[BEGIN ENTRIES]

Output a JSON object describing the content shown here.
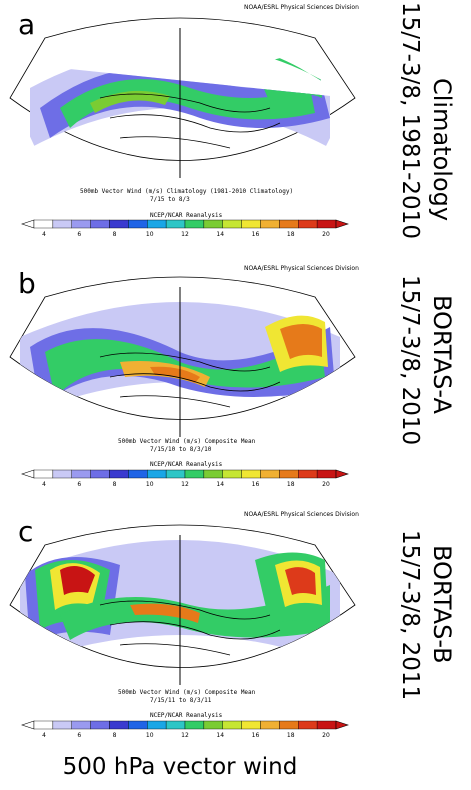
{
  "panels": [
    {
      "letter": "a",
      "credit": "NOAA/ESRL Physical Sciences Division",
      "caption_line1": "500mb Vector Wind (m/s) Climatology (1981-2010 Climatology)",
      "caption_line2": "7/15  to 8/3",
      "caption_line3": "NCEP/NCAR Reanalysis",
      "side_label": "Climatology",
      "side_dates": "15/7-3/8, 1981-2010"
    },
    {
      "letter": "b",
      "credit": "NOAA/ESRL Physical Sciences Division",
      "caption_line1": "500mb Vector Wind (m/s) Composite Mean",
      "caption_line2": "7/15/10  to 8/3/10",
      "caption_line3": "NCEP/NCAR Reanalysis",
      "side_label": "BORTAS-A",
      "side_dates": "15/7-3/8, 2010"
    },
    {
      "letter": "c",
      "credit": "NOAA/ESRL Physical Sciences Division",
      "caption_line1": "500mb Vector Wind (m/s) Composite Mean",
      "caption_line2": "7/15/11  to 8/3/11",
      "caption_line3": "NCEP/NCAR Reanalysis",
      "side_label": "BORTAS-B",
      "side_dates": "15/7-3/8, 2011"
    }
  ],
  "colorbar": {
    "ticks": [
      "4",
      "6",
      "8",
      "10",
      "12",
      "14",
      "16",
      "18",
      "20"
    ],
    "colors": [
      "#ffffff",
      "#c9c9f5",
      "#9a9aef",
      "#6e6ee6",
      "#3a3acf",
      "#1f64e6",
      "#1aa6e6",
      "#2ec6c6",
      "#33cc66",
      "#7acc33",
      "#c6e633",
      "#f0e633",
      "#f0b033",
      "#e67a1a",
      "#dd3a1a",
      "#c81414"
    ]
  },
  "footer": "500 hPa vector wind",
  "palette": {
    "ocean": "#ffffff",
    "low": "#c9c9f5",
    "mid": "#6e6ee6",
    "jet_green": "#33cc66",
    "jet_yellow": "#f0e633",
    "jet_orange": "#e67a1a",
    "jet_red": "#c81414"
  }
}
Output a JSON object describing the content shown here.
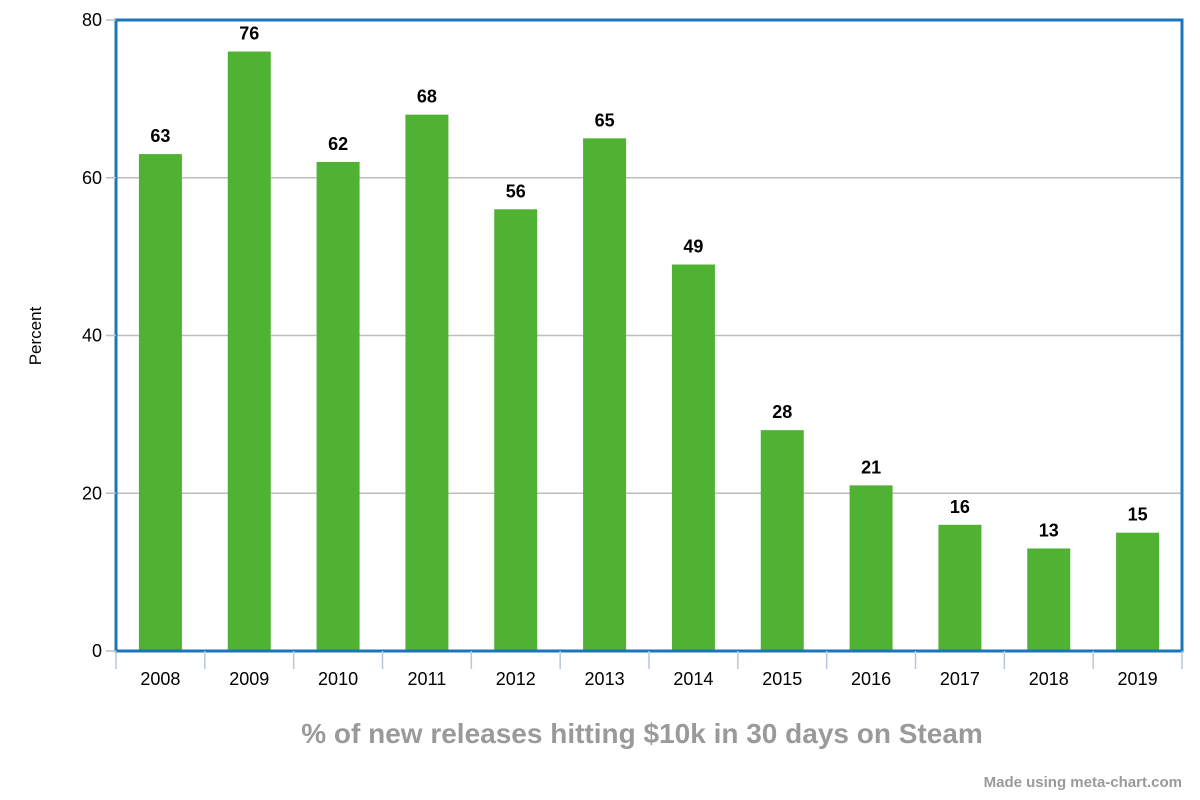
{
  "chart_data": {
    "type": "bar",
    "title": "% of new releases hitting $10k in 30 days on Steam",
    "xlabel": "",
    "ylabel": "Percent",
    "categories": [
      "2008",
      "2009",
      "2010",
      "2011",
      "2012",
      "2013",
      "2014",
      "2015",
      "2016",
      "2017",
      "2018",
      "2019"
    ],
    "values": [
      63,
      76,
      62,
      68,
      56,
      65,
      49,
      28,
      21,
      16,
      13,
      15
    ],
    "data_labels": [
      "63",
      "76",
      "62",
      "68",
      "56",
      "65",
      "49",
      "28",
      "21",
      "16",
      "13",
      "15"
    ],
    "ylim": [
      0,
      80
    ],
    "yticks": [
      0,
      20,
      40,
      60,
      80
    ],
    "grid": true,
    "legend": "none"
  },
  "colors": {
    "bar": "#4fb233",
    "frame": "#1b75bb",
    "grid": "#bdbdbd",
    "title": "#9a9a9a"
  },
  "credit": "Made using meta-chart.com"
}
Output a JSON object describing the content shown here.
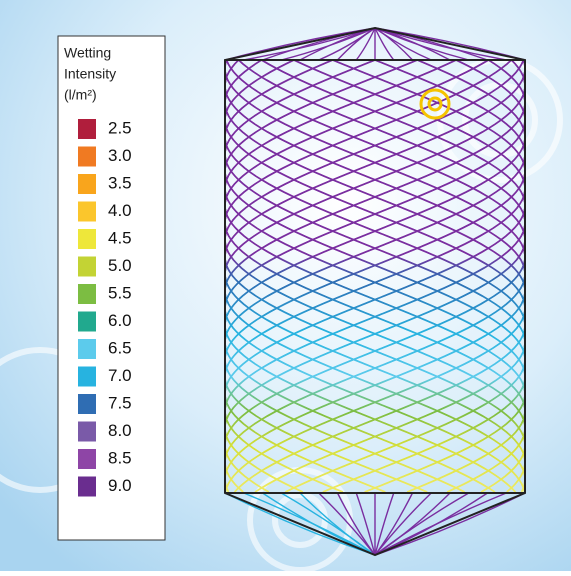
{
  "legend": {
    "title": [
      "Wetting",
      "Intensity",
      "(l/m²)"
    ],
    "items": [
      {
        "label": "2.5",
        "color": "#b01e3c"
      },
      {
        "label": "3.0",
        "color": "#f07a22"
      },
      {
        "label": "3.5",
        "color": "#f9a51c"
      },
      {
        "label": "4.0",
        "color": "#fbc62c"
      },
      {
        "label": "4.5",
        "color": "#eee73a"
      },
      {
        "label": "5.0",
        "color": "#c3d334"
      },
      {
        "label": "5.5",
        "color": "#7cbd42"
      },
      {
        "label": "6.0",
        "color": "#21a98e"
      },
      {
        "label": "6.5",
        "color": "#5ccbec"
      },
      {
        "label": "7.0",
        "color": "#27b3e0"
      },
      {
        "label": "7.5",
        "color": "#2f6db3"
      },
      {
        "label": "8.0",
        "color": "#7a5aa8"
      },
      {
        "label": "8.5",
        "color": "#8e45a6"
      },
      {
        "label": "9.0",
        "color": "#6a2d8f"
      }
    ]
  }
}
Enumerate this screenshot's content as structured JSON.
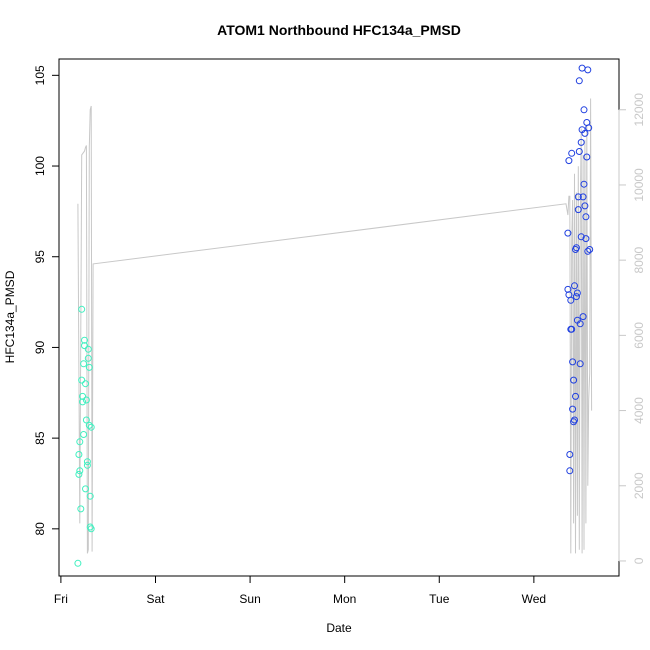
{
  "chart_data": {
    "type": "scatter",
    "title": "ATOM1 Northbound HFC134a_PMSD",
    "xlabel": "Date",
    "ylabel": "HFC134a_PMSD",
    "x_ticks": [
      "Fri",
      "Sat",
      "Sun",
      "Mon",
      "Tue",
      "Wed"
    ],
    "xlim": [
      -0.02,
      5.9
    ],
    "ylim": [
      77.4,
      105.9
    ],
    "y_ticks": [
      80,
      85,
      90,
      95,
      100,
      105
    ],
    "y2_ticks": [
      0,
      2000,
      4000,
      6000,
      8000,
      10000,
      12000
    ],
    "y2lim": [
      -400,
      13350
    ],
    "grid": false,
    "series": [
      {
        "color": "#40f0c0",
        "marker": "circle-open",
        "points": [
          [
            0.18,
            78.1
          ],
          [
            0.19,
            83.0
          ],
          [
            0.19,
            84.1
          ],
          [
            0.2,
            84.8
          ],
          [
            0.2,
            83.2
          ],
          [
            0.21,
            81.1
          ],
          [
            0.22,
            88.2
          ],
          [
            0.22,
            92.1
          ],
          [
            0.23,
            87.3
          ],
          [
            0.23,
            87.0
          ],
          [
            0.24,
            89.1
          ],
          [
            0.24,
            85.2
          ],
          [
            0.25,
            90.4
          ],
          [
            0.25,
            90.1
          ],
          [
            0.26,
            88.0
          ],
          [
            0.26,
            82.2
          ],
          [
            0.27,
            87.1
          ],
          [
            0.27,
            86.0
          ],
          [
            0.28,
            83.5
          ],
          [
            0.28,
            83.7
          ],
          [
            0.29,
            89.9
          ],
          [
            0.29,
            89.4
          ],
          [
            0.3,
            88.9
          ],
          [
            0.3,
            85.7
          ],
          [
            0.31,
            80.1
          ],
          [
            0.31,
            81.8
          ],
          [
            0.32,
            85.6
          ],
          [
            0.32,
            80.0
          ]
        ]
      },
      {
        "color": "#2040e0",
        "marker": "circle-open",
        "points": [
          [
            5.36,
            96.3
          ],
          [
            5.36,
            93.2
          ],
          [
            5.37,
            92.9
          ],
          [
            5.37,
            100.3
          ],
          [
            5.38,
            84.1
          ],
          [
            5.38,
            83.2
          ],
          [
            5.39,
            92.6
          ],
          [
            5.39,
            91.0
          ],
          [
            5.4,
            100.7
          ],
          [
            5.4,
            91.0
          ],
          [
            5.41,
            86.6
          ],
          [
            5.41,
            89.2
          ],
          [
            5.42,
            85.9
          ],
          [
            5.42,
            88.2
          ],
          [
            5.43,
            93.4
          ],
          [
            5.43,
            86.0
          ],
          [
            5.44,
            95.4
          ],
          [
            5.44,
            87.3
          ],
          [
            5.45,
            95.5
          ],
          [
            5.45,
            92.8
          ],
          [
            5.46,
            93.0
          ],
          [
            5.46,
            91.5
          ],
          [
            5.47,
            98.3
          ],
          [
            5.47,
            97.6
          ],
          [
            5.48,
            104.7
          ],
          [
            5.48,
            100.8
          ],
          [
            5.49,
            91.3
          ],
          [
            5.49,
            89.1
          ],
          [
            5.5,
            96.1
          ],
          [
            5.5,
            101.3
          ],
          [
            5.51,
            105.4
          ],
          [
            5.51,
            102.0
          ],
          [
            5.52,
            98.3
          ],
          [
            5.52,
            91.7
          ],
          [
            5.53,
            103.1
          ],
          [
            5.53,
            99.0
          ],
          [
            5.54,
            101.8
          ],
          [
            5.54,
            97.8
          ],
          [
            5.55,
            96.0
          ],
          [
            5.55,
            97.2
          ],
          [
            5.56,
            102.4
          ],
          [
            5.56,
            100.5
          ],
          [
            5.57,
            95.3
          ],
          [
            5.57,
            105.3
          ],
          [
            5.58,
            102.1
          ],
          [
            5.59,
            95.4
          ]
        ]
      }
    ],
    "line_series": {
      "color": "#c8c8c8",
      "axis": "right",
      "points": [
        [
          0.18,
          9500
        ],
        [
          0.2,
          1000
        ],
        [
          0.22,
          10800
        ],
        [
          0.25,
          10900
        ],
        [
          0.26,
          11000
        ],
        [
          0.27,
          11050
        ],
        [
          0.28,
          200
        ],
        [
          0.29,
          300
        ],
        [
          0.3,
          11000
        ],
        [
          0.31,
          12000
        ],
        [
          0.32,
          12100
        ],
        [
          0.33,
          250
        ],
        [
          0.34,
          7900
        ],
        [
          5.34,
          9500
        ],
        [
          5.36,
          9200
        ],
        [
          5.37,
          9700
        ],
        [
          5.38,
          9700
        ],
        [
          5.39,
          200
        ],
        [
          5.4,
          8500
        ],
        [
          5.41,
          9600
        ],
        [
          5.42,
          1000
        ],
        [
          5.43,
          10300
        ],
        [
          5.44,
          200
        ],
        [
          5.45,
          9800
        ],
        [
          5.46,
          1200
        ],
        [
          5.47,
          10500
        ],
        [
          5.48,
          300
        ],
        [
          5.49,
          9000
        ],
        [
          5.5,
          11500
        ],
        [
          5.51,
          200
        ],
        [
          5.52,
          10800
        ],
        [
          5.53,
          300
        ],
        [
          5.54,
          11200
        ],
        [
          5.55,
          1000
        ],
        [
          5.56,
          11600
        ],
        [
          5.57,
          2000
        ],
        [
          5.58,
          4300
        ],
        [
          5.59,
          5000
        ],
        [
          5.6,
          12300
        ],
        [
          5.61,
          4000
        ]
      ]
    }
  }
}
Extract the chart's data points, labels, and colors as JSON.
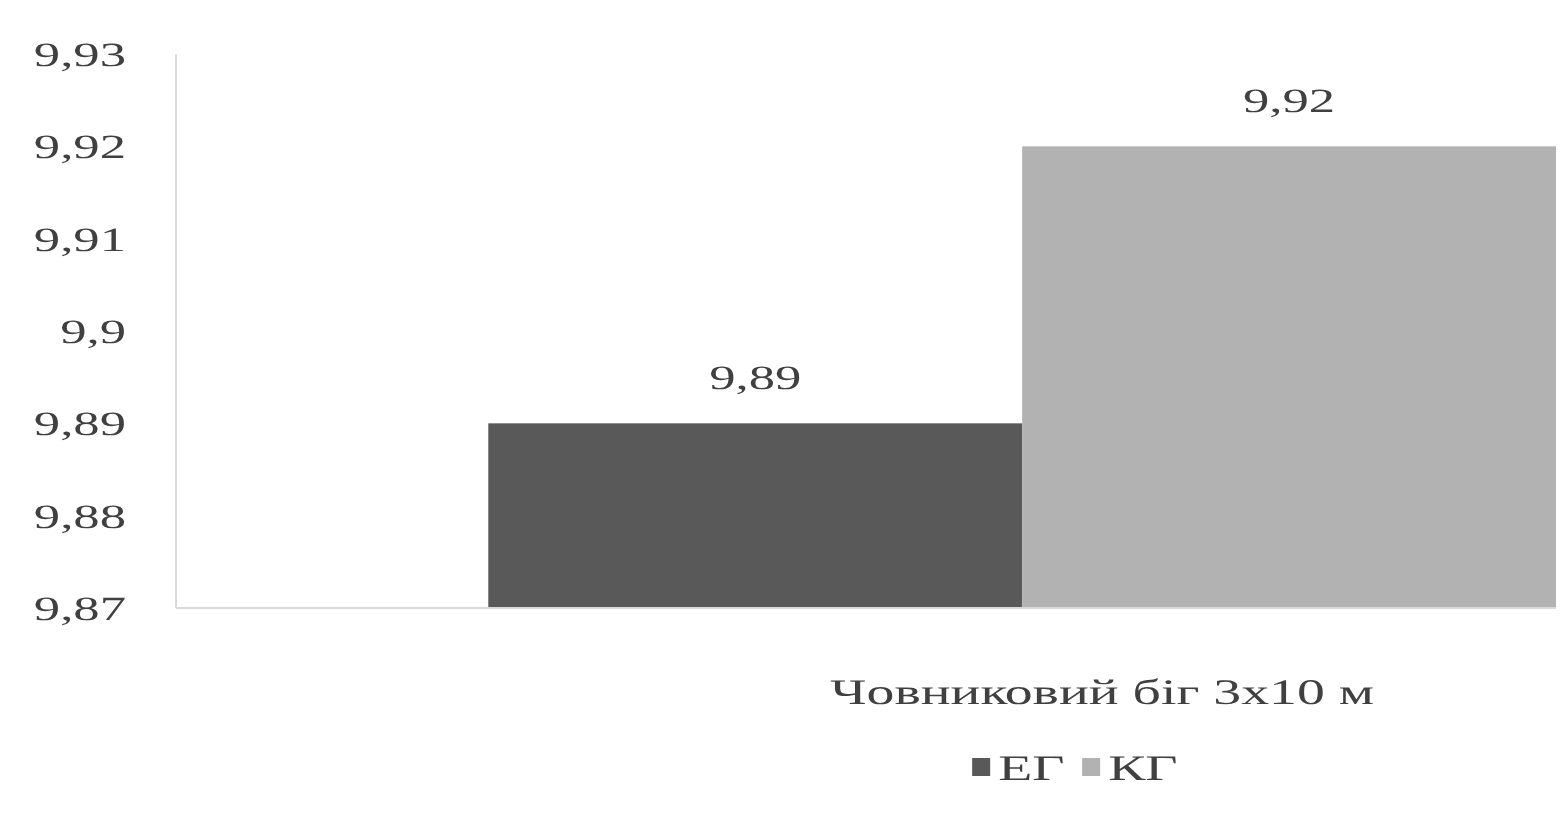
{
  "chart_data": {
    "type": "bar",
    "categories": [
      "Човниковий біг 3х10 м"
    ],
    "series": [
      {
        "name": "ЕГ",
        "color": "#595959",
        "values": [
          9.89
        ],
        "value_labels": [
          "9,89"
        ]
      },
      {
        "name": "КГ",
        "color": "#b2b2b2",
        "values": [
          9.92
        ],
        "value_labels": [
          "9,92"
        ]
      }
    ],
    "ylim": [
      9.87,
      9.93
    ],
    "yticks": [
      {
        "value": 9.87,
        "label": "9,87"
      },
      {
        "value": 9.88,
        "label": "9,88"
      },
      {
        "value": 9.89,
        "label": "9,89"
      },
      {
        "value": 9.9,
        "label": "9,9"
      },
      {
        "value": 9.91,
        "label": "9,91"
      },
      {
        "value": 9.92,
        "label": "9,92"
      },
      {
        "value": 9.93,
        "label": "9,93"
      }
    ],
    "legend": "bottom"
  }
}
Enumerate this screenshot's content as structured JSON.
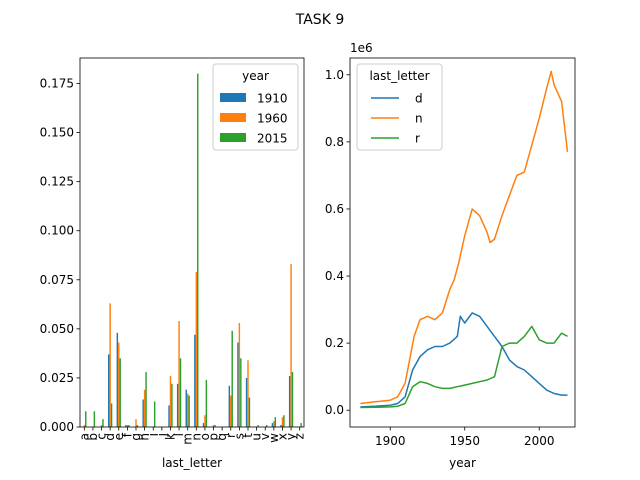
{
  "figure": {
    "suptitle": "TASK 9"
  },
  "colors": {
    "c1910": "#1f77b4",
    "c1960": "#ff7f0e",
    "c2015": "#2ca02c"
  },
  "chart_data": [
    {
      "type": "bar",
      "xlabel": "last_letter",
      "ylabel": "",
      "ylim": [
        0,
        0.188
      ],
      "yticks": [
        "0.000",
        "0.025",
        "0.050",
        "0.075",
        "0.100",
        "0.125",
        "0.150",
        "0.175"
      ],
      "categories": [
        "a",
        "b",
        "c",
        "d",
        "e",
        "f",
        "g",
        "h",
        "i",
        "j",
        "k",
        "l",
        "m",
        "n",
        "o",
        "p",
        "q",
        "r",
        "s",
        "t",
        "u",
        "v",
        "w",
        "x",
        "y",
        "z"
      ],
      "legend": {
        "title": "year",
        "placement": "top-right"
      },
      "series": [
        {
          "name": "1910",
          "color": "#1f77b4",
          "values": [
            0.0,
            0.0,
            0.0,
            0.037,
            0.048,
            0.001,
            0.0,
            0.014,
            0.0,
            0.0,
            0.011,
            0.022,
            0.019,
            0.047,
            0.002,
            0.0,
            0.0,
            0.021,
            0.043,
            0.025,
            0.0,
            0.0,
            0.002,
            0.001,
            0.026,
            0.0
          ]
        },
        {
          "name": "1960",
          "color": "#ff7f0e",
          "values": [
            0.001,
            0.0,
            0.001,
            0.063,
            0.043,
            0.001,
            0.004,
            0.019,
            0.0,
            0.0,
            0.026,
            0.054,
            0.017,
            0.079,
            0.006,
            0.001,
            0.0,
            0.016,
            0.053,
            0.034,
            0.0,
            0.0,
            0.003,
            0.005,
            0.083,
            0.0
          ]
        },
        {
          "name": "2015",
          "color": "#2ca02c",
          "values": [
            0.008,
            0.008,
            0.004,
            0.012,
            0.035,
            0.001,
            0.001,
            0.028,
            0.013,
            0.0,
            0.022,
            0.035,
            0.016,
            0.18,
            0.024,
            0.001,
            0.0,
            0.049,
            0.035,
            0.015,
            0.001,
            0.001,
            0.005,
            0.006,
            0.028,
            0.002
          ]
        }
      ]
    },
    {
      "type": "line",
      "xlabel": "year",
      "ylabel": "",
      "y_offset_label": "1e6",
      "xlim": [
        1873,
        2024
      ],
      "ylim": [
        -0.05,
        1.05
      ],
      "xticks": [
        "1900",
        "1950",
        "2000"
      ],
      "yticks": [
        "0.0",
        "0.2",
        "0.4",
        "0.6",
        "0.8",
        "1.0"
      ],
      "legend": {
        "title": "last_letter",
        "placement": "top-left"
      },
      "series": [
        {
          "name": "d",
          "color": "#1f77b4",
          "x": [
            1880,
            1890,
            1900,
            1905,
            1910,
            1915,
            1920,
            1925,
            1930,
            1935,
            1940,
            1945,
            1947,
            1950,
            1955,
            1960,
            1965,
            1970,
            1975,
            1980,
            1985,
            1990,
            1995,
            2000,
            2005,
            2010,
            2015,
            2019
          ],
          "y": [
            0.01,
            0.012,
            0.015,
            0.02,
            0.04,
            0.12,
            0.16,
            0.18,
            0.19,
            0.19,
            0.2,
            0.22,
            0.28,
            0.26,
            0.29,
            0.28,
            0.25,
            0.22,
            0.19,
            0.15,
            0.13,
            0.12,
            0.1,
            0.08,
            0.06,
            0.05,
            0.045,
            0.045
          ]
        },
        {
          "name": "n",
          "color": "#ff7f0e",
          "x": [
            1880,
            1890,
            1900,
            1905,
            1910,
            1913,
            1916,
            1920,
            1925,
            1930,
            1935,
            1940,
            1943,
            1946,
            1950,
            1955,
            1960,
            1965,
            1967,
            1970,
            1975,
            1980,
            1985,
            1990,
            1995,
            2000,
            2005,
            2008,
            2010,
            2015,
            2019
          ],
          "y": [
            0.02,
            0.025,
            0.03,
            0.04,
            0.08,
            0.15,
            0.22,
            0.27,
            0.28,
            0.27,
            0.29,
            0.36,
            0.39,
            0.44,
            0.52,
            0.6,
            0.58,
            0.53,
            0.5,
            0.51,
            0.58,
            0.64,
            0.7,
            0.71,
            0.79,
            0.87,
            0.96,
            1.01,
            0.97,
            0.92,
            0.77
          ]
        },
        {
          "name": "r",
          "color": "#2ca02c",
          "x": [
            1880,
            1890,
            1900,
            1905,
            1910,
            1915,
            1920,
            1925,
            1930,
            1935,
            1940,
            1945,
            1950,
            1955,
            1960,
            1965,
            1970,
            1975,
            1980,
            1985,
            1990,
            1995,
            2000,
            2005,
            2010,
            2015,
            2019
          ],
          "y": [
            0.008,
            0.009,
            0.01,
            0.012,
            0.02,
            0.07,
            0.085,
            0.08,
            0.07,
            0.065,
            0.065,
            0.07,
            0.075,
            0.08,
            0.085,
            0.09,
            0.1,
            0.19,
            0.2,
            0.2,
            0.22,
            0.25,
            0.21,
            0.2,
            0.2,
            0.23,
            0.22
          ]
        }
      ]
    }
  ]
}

[END ENTRIES]

[WHAT YOU SHOULD DO] How many lines in the records above contain the word "placement"? Reply with the number and nothing more.

[THE COMPLETED TASK] 2